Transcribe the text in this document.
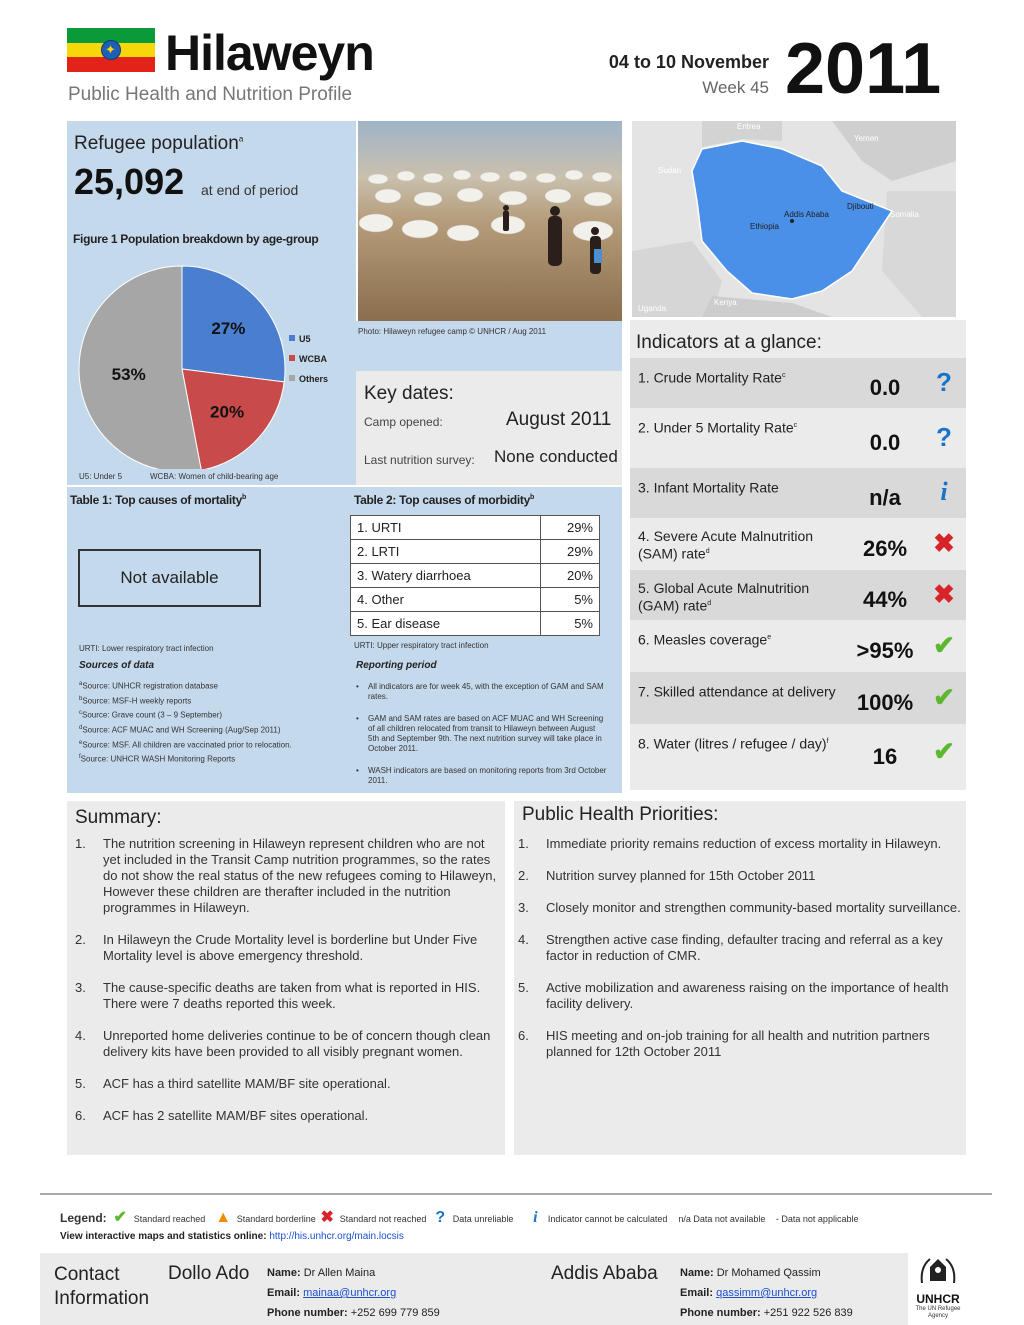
✦
Hilaweyn
Public Health and Nutrition Profile
04 to 10 November
Week 45 2011
Refugee population$^a$
25,092 at end of period
Figure 1 Population breakdown by age-group
27%
20%
53%
U5
WCBA
Others
U5: Under 5	WCBA: Women of child-bearing age
Photo: Hilaweyn refugee camp © UNHCR / Aug 2011
Eritrea
Yemen
Sudan
Djibouti
Somalia
Ethiopia
Addis Ababa
Kenya
Uganda
Key dates:
Camp opened:	August 2011
Last nutrition survey: None conducted
Table 1: Top causes of mortality$^b$
Not available
URTI: Lower respiratory tract infection
Table 2: Top causes of morbidity$^b$
1. URTI	29%
2. LRTI	29%
3. Watery diarrhoea	20%
4. Other	5%
5. Ear disease	5%
URTI: Upper respiratory tract infection
Sources of data
$^a$Source: UNHCR registration database
$^b$Source: MSF-H weekly reports
$^c$Source: Grave count (3 – 9 September)
$^d$Source: ACF MUAC and WH Screening (Aug/Sep 2011)
$^e$Source: MSF. All children are vaccinated prior to relocation.
$^f$Source: UNHCR WASH Monitoring Reports
Reporting period
• All indicators are for week 45, with the exception of GAM and SAM rates.
• GAM and SAM rates are based on ACF MUAC and WH Screening of all children relocated from transit to Hilaweyn between August 5th and September 9th. The next nutrition survey will take place in October 2011.
• WASH indicators are based on monitoring reports from 3rd October 2011.
Indicators at a glance:
1. Crude Mortality Rate$^c$	0.0	?
2. Under 5 Mortality Rate$^c$
0.0	?
3. Infant Mortality Rate	n/a	i
4. Severe Acute Malnutrition (SAM) rate$^d$	26%	✖
5. Global Acute Malnutrition (GAM) rate$^d$	44%	✖
6. Measles coverage$^e$
>95% ✔
7. Skilled attendance at delivery 100% ✔
8. Water (litres / refugee / day)$^f$
16	✔
Summary:
1. The nutrition screening in Hilaweyn represent children who are not yet included in the Transit Camp nutrition programmes, so the rates do not show the real status of the new refugees coming to Hilaweyn, However these children are therafter included in the nutrition programmes in Hilaweyn.
2. In Hilaweyn the Crude Mortality level is borderline but Under Five Mortality level is above emergency threshold.
3. The cause-specific deaths are taken from what is reported in HIS. There were 7 deaths reported this week.
4. Unreported home deliveries continue to be of concern though clean delivery kits have been provided to all visibly pregnant women.
5. ACF has a third satellite MAM/BF site operational.
6. ACF has 2 satellite MAM/BF sites operational.
Public Health Priorities:
1. Immediate priority remains reduction of excess mortality in Hilaweyn.
2. Nutrition survey planned for 15th October 2011
3. Closely monitor and strengthen community-based mortality surveillance.
4. Strengthen active case finding, defaulter tracing and referral as a key factor in reduction of CMR.
5. Active mobilization and awareness raising on the importance of health facility delivery.
6. HIS meeting and on-job training for all health and nutrition partners planned for 12th October 2011
Legend: ✔ Standard reached ▲ Standard borderline ✖ Standard not reached ? Data unreliable i Indicator cannot be calculated n/a Data not available - Data not applicable
View interactive maps and statistics online: http://his.unhcr.org/main.locsis
Contact
Information
Dollo Ado Name: Dr Allen Maina
Email: mainaa@unhcr.org
Phone number: +252 699 779 859
Addis Ababa Name: Dr Mohamed Qassim
Email: qassimm@unhcr.org
Phone number: +251 922 526 839
UNHCR
The UN Refugee Agency
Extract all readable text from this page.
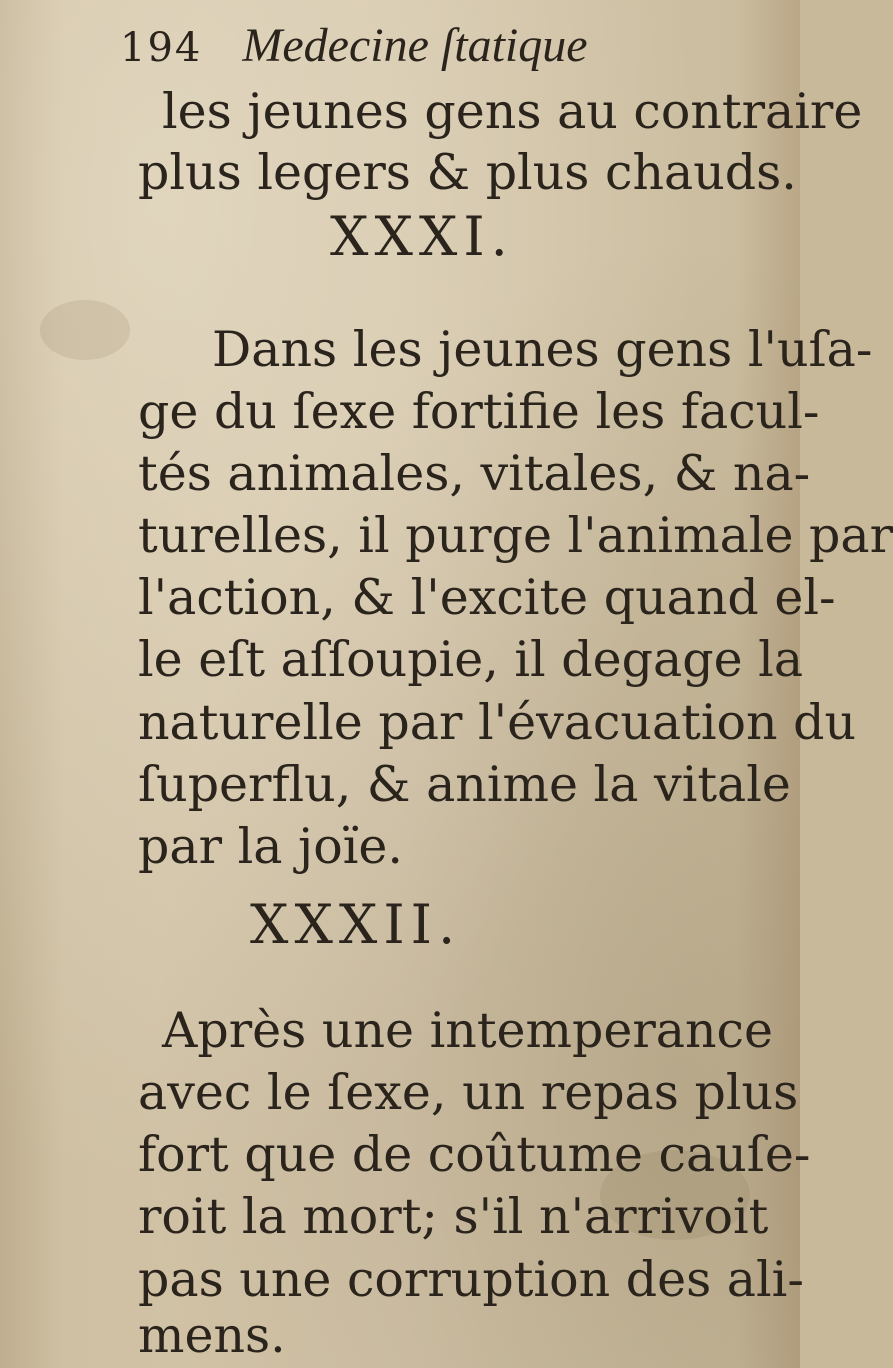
194 Medecine ſtatique
les jeunes gens au contraire
plus legers & plus chauds.
XXXI.
Dans les jeunes gens l'uſa-
ge du ſexe fortifie les facul-
tés animales, vitales, & na-
turelles, il purge l'animale par
l'action, & l'excite quand el-
le eſt aſſoupie, il degage la
naturelle par l'évacuation du
ſuperflu, & anime la vitale
par la joïe.
XXXII.
Après une intemperance
avec le ſexe, un repas plus
fort que de coûtume cauſe-
roit la mort; s'il n'arrivoit
pas une corruption des ali-
mens.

--------

__Task__. Say only how many lines in the records carry the word "September".

__Finished task__. 2